## Given exercise
Pull out every line with the word "instalowanie" from the entries below.

## Records provided

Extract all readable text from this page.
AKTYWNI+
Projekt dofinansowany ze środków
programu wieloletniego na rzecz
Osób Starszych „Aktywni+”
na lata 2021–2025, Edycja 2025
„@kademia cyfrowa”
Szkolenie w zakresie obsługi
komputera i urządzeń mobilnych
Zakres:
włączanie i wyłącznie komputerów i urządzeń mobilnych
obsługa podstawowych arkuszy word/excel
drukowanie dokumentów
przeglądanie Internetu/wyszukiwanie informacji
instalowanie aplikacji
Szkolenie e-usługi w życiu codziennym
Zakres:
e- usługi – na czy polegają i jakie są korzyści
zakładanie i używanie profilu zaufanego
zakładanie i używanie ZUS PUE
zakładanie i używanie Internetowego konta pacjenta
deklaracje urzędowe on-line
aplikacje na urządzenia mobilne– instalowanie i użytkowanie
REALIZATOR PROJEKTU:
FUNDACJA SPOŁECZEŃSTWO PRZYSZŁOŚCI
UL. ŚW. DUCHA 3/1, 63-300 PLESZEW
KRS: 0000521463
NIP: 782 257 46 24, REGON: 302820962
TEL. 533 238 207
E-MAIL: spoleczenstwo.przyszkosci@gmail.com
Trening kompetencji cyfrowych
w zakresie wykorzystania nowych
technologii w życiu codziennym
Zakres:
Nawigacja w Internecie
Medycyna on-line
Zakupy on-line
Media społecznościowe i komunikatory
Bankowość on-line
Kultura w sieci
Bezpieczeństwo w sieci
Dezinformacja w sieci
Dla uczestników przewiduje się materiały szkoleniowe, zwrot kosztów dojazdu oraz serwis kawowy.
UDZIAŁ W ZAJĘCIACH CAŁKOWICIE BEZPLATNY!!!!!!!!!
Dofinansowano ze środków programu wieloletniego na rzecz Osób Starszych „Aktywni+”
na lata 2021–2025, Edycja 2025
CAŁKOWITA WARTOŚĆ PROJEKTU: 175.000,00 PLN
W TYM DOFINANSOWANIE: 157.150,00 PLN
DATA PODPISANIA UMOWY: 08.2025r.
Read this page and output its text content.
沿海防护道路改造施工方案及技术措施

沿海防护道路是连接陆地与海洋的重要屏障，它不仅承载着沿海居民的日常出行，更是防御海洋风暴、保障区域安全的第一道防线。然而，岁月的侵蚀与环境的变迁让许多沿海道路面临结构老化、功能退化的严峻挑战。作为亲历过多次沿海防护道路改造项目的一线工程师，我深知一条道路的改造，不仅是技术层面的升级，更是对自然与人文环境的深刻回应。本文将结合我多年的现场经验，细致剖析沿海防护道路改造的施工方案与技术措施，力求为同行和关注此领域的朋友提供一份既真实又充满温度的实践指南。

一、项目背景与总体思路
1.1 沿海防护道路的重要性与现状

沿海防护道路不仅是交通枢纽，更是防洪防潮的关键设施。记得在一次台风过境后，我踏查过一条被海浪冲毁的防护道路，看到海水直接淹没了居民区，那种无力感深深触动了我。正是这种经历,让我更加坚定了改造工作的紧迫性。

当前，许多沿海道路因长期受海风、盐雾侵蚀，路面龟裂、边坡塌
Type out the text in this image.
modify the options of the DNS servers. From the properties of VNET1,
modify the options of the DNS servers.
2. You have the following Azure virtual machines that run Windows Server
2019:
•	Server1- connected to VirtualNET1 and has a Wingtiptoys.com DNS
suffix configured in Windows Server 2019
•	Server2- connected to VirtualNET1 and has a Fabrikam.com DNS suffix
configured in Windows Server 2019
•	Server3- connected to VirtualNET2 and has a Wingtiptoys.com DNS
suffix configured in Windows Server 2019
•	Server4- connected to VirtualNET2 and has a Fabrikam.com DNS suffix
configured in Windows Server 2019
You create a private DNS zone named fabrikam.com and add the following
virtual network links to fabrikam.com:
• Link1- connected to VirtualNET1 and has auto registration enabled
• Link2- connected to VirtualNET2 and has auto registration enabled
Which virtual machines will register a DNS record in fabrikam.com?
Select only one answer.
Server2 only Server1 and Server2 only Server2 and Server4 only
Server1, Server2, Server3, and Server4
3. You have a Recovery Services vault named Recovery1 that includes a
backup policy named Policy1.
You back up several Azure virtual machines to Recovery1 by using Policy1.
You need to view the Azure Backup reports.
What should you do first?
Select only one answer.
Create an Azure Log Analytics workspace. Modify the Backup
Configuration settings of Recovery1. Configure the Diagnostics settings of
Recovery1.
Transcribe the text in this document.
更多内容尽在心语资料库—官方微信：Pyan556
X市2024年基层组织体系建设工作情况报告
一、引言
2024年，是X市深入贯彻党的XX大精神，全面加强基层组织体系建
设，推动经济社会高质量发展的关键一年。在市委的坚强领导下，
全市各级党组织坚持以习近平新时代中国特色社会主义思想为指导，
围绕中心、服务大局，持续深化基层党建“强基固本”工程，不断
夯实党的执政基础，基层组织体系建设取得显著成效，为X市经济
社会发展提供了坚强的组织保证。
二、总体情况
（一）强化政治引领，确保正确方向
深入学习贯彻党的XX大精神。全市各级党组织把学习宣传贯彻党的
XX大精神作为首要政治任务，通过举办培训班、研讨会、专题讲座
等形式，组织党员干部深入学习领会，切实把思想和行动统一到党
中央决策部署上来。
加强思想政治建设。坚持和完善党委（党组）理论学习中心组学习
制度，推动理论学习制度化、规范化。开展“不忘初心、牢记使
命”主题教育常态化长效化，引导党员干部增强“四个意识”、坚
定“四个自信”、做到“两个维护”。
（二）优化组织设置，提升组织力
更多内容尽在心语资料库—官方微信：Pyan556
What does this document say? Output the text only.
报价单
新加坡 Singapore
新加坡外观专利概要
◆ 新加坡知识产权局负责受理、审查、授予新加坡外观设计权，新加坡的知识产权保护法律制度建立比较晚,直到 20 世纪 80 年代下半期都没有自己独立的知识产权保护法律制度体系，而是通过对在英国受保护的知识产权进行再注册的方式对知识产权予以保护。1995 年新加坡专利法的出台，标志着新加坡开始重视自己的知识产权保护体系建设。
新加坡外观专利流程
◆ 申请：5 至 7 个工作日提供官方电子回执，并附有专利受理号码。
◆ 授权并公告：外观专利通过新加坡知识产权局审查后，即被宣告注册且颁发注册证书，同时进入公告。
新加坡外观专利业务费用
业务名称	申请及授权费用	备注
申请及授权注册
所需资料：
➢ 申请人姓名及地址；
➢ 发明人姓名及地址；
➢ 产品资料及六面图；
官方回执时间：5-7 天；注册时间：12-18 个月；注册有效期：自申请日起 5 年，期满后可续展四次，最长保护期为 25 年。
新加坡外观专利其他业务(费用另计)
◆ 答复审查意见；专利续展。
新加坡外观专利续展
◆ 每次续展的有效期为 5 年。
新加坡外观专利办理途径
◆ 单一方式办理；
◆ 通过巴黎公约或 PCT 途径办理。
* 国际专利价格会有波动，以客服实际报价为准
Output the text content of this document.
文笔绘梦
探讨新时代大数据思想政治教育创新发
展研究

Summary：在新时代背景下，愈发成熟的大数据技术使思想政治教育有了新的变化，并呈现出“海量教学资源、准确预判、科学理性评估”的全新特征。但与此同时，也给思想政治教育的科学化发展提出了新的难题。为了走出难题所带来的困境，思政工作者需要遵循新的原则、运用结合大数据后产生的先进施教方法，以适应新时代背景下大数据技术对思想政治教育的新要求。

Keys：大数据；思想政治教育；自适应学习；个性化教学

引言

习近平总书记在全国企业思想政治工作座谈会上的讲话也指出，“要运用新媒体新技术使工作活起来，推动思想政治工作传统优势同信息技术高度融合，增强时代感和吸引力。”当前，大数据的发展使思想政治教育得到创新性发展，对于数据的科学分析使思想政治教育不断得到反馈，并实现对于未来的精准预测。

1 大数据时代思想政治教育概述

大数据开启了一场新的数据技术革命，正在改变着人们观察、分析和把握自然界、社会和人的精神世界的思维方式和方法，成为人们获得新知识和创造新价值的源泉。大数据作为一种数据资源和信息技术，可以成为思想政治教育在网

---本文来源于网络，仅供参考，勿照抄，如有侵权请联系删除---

## Expected output
instalowanie aplikacji
aplikacje na urządzenia mobilne– instalowanie i użytkowanie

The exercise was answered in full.